Directions
Write the next part of the mailing-list thread about putting /boot, /, and swap on a single RAID 1, picking up after its last line.

Hi, folks,
I'm building a new box, and I want three partitions - /boot, /, and swap, on *one* RAID 1, not three separate partitions. Other than <alt-f2> mdadm..., *is* there any way in the graphical installer to do this? All I see is a way to make three separate partitions.
Pointers to links happily accepted.
mark, back to googling
Am 24.01.2017 um 17:33 schrieb m.roth@5-cent.us: I'm building a new box, and I want three partitions - /boot, /, and swap, on *one* RAID 1, not three separate partitions.
the first sentence is in conflict with the last one ("I want three partitions" vs. "not three separate partitions")
Other than <alt-f2> mdadm..., *is* there any way in the graphical installer to do this? All I see is a way to make three separate partitions.
Pointers to links happily accepted.
A hardware RAID will provide one device that can be partitioned or use LVM on one MD RAID (software version).
-- LF
On 01/24/2017 08:33 AM, m.roth@5-cent.us wrote:
I'm building a new box, and I want three partitions - /boot, /, and
swap, on*one* RAID 1, not three separate partitions. Other than <alt-f2> mdadm...,*is* there any way in the graphical installer to do this? All I see is a way to make three separate partitions.

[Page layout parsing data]
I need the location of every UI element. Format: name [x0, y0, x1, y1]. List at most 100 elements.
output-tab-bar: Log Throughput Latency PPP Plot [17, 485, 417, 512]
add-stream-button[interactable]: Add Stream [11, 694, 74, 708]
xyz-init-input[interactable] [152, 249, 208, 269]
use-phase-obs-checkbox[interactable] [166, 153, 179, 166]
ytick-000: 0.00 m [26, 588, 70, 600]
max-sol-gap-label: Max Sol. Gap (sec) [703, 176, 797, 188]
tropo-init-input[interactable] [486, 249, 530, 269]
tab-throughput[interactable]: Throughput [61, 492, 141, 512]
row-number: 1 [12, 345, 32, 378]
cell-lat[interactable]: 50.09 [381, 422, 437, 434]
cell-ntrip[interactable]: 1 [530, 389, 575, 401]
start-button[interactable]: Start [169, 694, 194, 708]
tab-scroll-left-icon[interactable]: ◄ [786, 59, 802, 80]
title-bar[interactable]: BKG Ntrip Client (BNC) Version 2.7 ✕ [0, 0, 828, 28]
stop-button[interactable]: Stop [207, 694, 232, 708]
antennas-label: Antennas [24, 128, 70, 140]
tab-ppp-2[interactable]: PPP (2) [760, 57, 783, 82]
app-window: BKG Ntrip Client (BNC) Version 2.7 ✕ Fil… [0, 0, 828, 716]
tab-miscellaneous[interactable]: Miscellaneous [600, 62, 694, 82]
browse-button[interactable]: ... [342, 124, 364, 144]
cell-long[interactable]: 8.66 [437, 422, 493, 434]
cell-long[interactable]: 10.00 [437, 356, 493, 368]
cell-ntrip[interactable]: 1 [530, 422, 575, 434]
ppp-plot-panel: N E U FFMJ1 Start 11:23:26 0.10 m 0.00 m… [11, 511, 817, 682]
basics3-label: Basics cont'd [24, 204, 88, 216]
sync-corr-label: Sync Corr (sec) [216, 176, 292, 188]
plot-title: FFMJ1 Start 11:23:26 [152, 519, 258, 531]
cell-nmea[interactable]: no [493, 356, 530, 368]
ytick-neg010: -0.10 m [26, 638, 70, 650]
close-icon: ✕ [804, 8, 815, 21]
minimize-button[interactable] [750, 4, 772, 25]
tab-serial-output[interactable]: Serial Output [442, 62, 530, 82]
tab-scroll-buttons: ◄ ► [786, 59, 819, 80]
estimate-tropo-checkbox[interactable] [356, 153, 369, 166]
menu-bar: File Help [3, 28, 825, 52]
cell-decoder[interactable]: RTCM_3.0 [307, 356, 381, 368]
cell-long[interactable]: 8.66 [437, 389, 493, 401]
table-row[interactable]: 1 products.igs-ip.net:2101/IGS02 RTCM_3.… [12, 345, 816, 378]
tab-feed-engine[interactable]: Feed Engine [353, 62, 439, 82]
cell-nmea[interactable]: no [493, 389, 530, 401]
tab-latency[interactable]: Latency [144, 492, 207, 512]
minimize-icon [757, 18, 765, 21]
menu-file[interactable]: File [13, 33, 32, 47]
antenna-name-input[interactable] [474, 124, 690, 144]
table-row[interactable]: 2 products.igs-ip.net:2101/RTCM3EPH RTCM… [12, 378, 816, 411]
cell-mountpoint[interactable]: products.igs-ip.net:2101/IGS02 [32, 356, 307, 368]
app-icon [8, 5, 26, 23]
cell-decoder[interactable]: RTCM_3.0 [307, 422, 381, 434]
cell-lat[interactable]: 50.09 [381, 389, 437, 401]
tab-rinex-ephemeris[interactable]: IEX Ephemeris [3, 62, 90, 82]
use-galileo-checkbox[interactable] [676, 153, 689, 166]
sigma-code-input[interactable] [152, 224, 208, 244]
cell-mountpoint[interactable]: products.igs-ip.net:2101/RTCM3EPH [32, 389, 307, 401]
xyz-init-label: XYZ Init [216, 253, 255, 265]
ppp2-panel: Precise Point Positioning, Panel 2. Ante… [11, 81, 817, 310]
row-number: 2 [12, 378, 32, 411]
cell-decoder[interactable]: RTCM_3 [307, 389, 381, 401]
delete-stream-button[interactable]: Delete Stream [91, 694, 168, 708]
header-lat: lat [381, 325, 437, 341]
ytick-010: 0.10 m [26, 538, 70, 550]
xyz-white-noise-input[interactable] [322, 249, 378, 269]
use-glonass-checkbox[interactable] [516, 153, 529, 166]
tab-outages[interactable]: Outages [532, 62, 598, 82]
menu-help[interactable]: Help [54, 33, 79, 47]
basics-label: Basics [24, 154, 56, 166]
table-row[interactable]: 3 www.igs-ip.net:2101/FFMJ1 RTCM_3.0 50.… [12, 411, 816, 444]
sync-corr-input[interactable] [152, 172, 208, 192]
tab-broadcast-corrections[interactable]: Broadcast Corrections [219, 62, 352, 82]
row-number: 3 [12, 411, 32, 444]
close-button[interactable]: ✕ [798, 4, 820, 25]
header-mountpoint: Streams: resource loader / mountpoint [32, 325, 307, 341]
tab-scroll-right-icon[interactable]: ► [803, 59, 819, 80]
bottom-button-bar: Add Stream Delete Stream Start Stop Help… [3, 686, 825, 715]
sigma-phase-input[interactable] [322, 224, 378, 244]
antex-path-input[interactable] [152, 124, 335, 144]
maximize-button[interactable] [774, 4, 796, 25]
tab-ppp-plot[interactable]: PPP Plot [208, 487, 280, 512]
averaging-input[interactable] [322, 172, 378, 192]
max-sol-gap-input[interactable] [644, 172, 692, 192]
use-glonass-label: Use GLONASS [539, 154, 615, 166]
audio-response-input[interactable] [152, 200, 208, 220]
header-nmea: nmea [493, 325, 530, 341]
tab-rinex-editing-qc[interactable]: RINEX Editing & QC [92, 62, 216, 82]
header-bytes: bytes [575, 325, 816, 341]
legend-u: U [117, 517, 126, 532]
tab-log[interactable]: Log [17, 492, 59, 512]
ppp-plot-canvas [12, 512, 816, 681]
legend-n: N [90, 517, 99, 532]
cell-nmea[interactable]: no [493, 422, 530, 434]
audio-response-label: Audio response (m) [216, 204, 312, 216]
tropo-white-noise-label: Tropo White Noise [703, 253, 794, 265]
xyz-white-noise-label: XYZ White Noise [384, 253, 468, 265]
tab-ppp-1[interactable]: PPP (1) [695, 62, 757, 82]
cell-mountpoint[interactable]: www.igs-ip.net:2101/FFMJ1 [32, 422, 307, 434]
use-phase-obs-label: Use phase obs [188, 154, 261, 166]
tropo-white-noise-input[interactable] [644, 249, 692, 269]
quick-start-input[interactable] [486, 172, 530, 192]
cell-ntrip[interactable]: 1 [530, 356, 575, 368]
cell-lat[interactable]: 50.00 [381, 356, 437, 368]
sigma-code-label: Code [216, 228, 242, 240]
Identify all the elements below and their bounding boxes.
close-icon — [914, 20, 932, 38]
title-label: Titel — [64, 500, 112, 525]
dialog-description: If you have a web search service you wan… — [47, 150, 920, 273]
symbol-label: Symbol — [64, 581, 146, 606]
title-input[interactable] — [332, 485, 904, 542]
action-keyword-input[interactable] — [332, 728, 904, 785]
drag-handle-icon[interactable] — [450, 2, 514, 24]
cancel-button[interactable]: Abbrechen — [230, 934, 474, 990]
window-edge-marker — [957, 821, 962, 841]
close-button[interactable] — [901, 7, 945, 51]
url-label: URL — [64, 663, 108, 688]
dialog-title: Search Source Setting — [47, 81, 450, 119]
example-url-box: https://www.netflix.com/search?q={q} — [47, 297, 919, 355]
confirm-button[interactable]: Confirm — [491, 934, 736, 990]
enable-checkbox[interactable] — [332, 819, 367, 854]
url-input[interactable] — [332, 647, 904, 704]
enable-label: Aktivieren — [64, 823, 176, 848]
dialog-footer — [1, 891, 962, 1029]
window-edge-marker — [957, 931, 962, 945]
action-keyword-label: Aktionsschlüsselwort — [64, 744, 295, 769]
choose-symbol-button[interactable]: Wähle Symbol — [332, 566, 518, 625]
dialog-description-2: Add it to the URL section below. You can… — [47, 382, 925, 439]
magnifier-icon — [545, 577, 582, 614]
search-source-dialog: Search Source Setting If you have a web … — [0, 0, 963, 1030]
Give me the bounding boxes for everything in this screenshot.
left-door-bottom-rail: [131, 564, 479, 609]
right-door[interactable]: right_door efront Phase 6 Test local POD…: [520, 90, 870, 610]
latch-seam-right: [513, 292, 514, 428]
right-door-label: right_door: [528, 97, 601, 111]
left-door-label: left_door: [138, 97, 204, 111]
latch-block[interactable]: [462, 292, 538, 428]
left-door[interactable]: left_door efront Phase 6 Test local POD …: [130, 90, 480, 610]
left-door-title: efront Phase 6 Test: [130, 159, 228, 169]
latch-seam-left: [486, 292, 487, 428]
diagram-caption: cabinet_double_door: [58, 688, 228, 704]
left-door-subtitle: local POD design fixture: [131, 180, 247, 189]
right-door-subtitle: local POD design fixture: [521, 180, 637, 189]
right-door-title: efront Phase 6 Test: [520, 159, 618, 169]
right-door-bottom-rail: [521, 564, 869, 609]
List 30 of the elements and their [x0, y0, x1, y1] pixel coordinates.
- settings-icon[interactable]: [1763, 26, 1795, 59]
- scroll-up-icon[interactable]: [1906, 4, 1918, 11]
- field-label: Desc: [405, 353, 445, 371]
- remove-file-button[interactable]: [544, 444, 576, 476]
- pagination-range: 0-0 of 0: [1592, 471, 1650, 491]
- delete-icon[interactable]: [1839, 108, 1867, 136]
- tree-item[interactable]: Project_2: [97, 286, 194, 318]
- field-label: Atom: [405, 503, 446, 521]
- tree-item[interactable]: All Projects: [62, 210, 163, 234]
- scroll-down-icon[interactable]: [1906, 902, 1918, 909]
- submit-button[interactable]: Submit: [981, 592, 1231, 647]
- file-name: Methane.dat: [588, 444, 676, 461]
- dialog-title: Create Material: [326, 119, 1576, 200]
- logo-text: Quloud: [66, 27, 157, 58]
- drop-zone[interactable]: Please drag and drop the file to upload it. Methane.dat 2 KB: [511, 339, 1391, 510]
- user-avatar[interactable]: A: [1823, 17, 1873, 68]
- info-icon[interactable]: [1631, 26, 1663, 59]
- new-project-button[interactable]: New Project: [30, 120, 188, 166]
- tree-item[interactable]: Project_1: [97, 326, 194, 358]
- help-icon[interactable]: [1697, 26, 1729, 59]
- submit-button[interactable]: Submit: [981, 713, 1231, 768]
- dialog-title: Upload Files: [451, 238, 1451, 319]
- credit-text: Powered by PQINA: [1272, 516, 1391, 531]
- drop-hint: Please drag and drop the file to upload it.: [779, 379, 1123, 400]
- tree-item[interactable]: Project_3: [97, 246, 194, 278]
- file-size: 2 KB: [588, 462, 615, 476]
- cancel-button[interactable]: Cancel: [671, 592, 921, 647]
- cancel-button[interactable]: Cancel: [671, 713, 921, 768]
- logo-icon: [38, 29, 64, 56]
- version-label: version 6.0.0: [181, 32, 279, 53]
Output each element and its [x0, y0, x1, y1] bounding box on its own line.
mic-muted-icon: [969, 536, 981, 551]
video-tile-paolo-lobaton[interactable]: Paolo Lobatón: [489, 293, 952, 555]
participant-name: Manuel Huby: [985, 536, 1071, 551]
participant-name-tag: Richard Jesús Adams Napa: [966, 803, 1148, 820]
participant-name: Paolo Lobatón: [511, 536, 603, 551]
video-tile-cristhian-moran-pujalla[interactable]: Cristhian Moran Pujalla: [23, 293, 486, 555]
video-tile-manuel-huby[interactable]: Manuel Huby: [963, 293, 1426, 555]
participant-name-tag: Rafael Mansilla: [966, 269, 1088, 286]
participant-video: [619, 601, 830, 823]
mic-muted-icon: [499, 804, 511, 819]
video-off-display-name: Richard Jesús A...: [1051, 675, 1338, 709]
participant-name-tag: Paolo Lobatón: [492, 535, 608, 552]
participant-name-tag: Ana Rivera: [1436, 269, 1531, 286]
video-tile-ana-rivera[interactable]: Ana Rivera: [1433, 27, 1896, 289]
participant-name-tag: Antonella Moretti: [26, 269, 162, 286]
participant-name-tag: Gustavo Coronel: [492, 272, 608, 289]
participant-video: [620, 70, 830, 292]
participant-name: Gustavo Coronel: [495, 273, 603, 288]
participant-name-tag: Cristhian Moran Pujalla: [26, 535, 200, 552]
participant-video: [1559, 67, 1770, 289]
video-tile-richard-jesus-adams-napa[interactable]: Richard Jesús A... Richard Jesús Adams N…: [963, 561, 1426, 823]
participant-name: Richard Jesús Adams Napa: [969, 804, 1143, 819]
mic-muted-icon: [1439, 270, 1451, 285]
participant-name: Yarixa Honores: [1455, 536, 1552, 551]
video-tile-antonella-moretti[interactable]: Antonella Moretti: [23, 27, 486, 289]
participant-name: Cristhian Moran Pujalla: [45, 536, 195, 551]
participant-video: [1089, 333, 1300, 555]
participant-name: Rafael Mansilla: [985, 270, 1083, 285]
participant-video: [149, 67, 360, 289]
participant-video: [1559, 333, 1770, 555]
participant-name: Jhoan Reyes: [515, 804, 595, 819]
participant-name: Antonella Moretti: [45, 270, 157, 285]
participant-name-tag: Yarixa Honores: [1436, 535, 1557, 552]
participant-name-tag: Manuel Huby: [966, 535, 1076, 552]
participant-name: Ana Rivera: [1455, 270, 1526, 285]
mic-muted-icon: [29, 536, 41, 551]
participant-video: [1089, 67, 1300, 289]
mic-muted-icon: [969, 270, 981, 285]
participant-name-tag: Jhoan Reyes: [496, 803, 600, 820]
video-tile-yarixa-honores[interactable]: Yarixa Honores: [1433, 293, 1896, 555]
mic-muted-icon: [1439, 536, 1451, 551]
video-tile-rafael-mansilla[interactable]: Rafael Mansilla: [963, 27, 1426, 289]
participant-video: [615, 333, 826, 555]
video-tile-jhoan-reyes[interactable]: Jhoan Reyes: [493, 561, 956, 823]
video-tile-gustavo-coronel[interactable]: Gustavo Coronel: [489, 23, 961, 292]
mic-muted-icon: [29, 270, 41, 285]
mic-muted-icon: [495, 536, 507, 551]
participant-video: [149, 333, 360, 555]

Solved problem
I don't know the answer to that question, but what I can tell you is that I handle software RAID setup in kickstart, creating the partitions manually, so that I can replace drives using a shell script. Making the partitions predictable means there's less of a chance that I'll make errors during drive replacement, and that I can pass that duty on to less experienced co-workers without worrying about it.
Gordon Messmer wrote:
On 01/24/2017 08:33 AM, m.roth@5-cent.us wrote:
I'm building a new box, and I want three partitions - /boot, /, and
swap, on*one* RAID 1, not three separate partitions. Other than <alt-f2> mdadm...,*is* there any way in the graphical installer to do this? All I see is a way to make three separate partitions.
If that wasn't clear, I meant to make the two drives into a single RAID 1, *then* partition that for root, swap, and boot.
I don't know the answer to that question, but what I can tell you is that I handle software RAID setup in kickstart, creating the partitions manually, so that I can replace drives using a shell script. Making the
<snip> Trouble is, it's for this one box. Next box, or the one after, will be happy with the kickstart as it is.
The solved part: I did the <alt-F2> and created the RAID 1. I went back to the GUI, and tried to rescan... it didn't find it, didn't show any drives, then it showed the two real drives... then it gagged, and crashed, and rebooted. HOWEVER, when I tried the next time, anaconda's probing found the RAID, and I'm installing now.
*phew*
mark
On Tue, January 24, 2017 1:10 pm, m.roth@5-cent.us wrote:
Gordon Messmer wrote:
On 01/24/2017 08:33 AM, m.roth@5-cent.us wrote:
I'm building a new box, and I want three partitions - /boot, /, and
swap, on*one* RAID 1, not three separate partitions. Other than <alt-f2> mdadm...,*is* there any way in the graphical installer to do this? All I see is a way to make three separate partitions.
If that wasn't clear, I meant to make the two drives into a single RAID 1, *then* partition that for root, swap, and boot.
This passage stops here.